- Given task
Where the word "Baby" occurs in a line, return that line.

[Excerpts from a figure dataset]
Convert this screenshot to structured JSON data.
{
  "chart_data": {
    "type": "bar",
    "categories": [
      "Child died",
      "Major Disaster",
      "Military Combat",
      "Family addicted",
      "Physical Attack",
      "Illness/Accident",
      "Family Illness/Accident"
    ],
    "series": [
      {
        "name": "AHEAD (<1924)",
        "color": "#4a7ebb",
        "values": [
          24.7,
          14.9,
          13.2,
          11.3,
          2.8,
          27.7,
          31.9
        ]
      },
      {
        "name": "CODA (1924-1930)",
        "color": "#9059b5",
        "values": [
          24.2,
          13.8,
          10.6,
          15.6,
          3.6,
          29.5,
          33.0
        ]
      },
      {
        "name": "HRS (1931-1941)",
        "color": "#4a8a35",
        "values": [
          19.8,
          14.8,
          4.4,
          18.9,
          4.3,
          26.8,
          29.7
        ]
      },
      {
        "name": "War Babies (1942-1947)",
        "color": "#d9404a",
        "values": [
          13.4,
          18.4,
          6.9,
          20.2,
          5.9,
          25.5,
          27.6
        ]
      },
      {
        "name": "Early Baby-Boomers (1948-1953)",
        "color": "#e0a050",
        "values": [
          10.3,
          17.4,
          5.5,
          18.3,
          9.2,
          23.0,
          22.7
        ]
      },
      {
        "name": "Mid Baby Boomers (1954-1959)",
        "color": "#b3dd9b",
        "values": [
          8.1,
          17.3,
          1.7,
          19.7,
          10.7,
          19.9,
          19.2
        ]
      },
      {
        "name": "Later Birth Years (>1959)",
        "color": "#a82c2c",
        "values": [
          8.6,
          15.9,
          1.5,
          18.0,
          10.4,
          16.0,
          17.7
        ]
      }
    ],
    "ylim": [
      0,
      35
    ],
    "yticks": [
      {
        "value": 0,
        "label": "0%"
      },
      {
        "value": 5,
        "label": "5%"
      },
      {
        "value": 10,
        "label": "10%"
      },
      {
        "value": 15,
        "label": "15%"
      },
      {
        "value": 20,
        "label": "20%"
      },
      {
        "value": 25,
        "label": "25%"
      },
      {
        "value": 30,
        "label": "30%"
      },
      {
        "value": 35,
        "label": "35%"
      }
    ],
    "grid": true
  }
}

- Full output
        "name": "Early Baby-Boomers (1948-1953)",
        "name": "Mid Baby Boomers (1954-1959)",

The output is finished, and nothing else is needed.